• [EXCERPTED PASSAGE]

START

Assignment 4: CNN's & 5: behavioural data science Flashcards
When are FCNN better than CNNs?
CNNs are especially appropriate when there is some “structure” in the input data. Examples of such structured input data are images (spatial structure) or speech (temporal structure). Better for feature detection!! FCNN is better to process complex, particular data so every part will get fully analyzed (abstract data)
What is the difference between 2D images and 3D images in regards to these networks?
2D images are grayscale images and 3D images are color images (RGB images).
What is meant by convolution?
A key concept in CNNs. It refers to the multiplication and summing operation in FCNNs.
Convolution in CNNs involves multiplication & summing between the units’ activation and their corresponding weight. Like FCNNs, the output performed during convolution represents the elements of the next layer. Importantly, the shape of data is largely retained across layers in CNNs. So, if the input layer consists of rectangular images, the subsequent layers will also consist of rectangular grids of units. In FCNNs, each unit in the current layer has a weight for every unit in the next layer. For most modern convolutional neural networks this is not the case.
What is the notion of weight sharing in CNNs?
Convolution introduces “weight sharing”. Instead of having separate weights for each input unit (like in FCNN), it uses a small set of weights, often called a “kernel”, that is used across the entire input! Usually, these kernels are small 2D rectangular grids of values. The “nine” values of the kernel represent that kernel’s weights. One way to interpret kernels is as “feature detectors”.

END

• [EXERCISES TO COMPLETE]
1. In the CNN flashcards, what is the small set of weights used across the entire input often called?
2. Repeat everything in the CNN flashcards from "What is meant" down to "not the case.".
You won't need the data that comes next.

• [DATASET CONTENT]
START

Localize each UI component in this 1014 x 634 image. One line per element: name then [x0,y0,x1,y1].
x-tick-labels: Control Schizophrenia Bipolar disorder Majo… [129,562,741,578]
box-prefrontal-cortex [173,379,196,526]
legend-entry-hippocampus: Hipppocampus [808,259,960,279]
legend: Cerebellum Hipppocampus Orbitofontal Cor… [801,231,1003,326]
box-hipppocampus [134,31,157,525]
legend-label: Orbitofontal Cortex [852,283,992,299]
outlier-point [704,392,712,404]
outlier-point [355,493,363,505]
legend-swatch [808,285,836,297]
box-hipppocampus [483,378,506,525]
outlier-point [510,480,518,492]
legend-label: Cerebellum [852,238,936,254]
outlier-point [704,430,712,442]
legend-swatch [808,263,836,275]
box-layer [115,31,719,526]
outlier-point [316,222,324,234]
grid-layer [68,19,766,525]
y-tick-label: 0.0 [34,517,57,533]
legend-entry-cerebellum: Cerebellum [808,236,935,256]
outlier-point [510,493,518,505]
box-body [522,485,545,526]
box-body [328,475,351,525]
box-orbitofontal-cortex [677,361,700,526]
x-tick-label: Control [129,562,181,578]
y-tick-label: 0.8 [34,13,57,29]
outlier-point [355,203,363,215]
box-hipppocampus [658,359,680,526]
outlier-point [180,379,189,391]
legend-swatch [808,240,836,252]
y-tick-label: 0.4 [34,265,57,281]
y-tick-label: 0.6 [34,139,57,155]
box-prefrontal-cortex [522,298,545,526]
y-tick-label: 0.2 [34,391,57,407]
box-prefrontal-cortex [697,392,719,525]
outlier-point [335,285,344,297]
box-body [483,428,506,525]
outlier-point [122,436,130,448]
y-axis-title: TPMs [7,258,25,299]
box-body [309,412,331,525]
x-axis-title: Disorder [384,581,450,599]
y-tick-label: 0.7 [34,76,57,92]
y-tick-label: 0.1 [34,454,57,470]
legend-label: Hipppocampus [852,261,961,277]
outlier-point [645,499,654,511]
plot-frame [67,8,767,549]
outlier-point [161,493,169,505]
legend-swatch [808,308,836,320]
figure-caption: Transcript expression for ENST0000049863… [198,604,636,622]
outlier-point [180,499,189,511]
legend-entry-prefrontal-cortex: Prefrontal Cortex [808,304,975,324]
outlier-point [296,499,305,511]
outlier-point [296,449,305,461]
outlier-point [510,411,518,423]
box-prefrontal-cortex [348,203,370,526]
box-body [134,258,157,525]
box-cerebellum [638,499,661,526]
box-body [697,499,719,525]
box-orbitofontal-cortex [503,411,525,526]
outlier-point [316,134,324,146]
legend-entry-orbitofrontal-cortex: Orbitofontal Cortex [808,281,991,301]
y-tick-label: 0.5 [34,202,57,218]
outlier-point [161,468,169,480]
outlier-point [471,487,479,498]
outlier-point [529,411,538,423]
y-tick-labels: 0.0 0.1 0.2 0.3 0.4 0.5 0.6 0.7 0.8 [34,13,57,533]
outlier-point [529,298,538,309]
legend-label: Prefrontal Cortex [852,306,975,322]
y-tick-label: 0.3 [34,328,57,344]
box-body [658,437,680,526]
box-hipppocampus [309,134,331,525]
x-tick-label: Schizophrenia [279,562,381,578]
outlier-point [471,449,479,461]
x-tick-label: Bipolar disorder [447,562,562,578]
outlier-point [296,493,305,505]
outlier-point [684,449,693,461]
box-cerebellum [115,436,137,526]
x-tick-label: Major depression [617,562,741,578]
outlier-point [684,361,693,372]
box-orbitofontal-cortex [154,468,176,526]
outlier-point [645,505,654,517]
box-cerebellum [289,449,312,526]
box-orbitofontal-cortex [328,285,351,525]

END

• [RESPONSES]
1. A "kernel."

2.
What is meant by convolution?
A key concept in CNNs. It refers to the multiplication and summing operation in FCNNs.
Convolution in CNNs involves multiplication & summing between the units’ activation and their corresponding weight. Like FCNNs, the output performed during convolution represents the elements of the next layer. Importantly, the shape of data is largely retained across layers in CNNs. So, if the input layer consists of rectangular images, the subsequent layers will also consist of rectangular grids of units. In FCNNs, each unit in the current layer has a weight for every unit in the next layer. For most modern convolutional neural networks this is not the case.